[Stored items from a collection]

-------

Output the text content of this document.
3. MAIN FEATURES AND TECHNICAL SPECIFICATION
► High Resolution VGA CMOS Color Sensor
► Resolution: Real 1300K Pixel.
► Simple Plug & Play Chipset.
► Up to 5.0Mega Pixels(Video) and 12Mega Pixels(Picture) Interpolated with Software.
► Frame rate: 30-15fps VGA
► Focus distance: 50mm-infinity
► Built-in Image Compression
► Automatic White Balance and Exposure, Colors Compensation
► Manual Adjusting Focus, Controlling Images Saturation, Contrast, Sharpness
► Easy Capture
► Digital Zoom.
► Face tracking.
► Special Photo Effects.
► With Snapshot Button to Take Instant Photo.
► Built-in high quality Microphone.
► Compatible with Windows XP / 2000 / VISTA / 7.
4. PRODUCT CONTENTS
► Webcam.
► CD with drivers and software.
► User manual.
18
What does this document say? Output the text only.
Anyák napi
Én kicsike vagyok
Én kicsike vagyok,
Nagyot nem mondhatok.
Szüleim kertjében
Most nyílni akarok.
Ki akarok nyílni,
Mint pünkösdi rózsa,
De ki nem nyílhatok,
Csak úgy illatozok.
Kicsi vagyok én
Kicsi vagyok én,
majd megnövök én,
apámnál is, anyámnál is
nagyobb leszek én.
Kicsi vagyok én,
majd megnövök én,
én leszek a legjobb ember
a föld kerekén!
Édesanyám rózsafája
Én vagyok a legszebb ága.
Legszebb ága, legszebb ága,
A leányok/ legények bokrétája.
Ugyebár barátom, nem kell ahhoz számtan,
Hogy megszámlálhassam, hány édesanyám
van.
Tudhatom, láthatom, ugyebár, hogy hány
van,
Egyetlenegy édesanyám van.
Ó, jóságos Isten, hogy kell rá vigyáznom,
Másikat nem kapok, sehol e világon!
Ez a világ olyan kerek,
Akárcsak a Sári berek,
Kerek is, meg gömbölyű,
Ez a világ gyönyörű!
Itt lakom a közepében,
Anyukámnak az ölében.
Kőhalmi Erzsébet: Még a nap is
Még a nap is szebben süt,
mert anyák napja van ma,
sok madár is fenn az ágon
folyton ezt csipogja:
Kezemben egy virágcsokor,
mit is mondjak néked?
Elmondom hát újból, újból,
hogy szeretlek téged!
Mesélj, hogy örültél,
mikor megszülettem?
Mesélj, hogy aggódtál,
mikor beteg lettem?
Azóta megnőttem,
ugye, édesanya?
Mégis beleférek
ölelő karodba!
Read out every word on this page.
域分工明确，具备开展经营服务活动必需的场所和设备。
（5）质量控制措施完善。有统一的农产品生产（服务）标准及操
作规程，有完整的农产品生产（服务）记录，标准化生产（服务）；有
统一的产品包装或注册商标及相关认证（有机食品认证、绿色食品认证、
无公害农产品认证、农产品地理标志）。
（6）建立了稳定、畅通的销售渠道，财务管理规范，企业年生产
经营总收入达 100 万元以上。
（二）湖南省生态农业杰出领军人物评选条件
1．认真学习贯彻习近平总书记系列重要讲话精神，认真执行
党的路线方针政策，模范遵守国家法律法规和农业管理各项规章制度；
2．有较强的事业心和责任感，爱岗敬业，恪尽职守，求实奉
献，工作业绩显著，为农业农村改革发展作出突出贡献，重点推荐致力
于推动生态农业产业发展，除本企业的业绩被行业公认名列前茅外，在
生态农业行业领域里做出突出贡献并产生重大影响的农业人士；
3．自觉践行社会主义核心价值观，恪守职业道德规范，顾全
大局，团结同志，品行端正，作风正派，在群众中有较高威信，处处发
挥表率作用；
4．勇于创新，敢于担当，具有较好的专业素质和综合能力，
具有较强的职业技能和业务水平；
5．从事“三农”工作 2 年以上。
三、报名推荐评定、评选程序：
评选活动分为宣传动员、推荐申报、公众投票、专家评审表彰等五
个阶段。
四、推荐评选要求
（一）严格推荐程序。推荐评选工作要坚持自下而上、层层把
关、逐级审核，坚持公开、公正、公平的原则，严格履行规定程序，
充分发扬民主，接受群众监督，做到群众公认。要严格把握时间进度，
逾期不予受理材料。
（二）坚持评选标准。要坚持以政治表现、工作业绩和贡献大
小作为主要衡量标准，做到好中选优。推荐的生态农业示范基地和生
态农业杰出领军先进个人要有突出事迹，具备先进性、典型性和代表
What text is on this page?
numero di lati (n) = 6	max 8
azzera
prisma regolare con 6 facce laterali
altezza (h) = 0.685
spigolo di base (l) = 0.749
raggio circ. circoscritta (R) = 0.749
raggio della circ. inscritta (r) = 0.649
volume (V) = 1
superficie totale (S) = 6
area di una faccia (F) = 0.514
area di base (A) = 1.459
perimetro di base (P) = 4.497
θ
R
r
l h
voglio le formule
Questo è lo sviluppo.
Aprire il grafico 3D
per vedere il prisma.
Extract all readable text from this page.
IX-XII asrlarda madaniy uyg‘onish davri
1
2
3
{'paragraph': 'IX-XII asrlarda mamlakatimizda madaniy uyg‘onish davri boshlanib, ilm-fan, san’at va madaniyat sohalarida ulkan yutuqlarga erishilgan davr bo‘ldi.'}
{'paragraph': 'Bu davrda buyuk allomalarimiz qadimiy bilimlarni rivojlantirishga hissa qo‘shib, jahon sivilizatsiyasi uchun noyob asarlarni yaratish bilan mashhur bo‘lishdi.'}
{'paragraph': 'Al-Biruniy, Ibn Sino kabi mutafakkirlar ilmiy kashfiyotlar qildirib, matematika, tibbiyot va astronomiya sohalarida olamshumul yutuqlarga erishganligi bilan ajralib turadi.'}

-------

→ Stated problem
The records above are to be repeated exactly, in their entirety.

→ Exercise result
Output the text content of this document.
3. MAIN FEATURES AND TECHNICAL SPECIFICATION
► High Resolution VGA CMOS Color Sensor
► Resolution: Real 1300K Pixel.
► Simple Plug & Play Chipset.
► Up to 5.0Mega Pixels(Video) and 12Mega Pixels(Picture) Interpolated with Software.
► Frame rate: 30-15fps VGA
► Focus distance: 50mm-infinity
► Built-in Image Compression
► Automatic White Balance and Exposure, Colors Compensation
► Manual Adjusting Focus, Controlling Images Saturation, Contrast, Sharpness
► Easy Capture
► Digital Zoom.
► Face tracking.
► Special Photo Effects.
► With Snapshot Button to Take Instant Photo.
► Built-in high quality Microphone.
► Compatible with Windows XP / 2000 / VISTA / 7.
4. PRODUCT CONTENTS
► Webcam.
► CD with drivers and software.
► User manual.
18
What does this document say? Output the text only.
Anyák napi
Én kicsike vagyok
Én kicsike vagyok,
Nagyot nem mondhatok.
Szüleim kertjében
Most nyílni akarok.
Ki akarok nyílni,
Mint pünkösdi rózsa,
De ki nem nyílhatok,
Csak úgy illatozok.
Kicsi vagyok én
Kicsi vagyok én,
majd megnövök én,
apámnál is, anyámnál is
nagyobb leszek én.
Kicsi vagyok én,
majd megnövök én,
én leszek a legjobb ember
a föld kerekén!
Édesanyám rózsafája
Én vagyok a legszebb ága.
Legszebb ága, legszebb ága,
A leányok/ legények bokrétája.
Ugyebár barátom, nem kell ahhoz számtan,
Hogy megszámlálhassam, hány édesanyám
van.
Tudhatom, láthatom, ugyebár, hogy hány
van,
Egyetlenegy édesanyám van.
Ó, jóságos Isten, hogy kell rá vigyáznom,
Másikat nem kapok, sehol e világon!
Ez a világ olyan kerek,
Akárcsak a Sári berek,
Kerek is, meg gömbölyű,
Ez a világ gyönyörű!
Itt lakom a közepében,
Anyukámnak az ölében.
Kőhalmi Erzsébet: Még a nap is
Még a nap is szebben süt,
mert anyák napja van ma,
sok madár is fenn az ágon
folyton ezt csipogja:
Kezemben egy virágcsokor,
mit is mondjak néked?
Elmondom hát újból, újból,
hogy szeretlek téged!
Mesélj, hogy örültél,
mikor megszülettem?
Mesélj, hogy aggódtál,
mikor beteg lettem?
Azóta megnőttem,
ugye, édesanya?
Mégis beleférek
ölelő karodba!
Read out every word on this page.
域分工明确，具备开展经营服务活动必需的场所和设备。
（5）质量控制措施完善。有统一的农产品生产（服务）标准及操
作规程，有完整的农产品生产（服务）记录，标准化生产（服务）；有
统一的产品包装或注册商标及相关认证（有机食品认证、绿色食品认证、
无公害农产品认证、农产品地理标志）。
（6）建立了稳定、畅通的销售渠道，财务管理规范，企业年生产
经营总收入达 100 万元以上。
（二）湖南省生态农业杰出领军人物评选条件
1．认真学习贯彻习近平总书记系列重要讲话精神，认真执行
党的路线方针政策，模范遵守国家法律法规和农业管理各项规章制度；
2．有较强的事业心和责任感，爱岗敬业，恪尽职守，求实奉
献，工作业绩显著，为农业农村改革发展作出突出贡献，重点推荐致力
于推动生态农业产业发展，除本企业的业绩被行业公认名列前茅外，在
生态农业行业领域里做出突出贡献并产生重大影响的农业人士；
3．自觉践行社会主义核心价值观，恪守职业道德规范，顾全
大局，团结同志，品行端正，作风正派，在群众中有较高威信，处处发
挥表率作用；
4．勇于创新，敢于担当，具有较好的专业素质和综合能力，
具有较强的职业技能和业务水平；
5．从事“三农”工作 2 年以上。
三、报名推荐评定、评选程序：
评选活动分为宣传动员、推荐申报、公众投票、专家评审表彰等五
个阶段。
四、推荐评选要求
（一）严格推荐程序。推荐评选工作要坚持自下而上、层层把
关、逐级审核，坚持公开、公正、公平的原则，严格履行规定程序，
充分发扬民主，接受群众监督，做到群众公认。要严格把握时间进度，
逾期不予受理材料。
（二）坚持评选标准。要坚持以政治表现、工作业绩和贡献大
小作为主要衡量标准，做到好中选优。推荐的生态农业示范基地和生
态农业杰出领军先进个人要有突出事迹，具备先进性、典型性和代表
What text is on this page?
numero di lati (n) = 6	max 8
azzera
prisma regolare con 6 facce laterali
altezza (h) = 0.685
spigolo di base (l) = 0.749
raggio circ. circoscritta (R) = 0.749
raggio della circ. inscritta (r) = 0.649
volume (V) = 1
superficie totale (S) = 6
area di una faccia (F) = 0.514
area di base (A) = 1.459
perimetro di base (P) = 4.497
θ
R
r
l h
voglio le formule
Questo è lo sviluppo.
Aprire il grafico 3D
per vedere il prisma.
Extract all readable text from this page.
IX-XII asrlarda madaniy uyg‘onish davri
1
2
3
{'paragraph': 'IX-XII asrlarda mamlakatimizda madaniy uyg‘onish davri boshlanib, ilm-fan, san’at va madaniyat sohalarida ulkan yutuqlarga erishilgan davr bo‘ldi.'}
{'paragraph': 'Bu davrda buyuk allomalarimiz qadimiy bilimlarni rivojlantirishga hissa qo‘shib, jahon sivilizatsiyasi uchun noyob asarlarni yaratish bilan mashhur bo‘lishdi.'}
{'paragraph': 'Al-Biruniy, Ibn Sino kabi mutafakkirlar ilmiy kashfiyotlar qildirib, matematika, tibbiyot va astronomiya sohalarida olamshumul yutuqlarga erishganligi bilan ajralib turadi.'}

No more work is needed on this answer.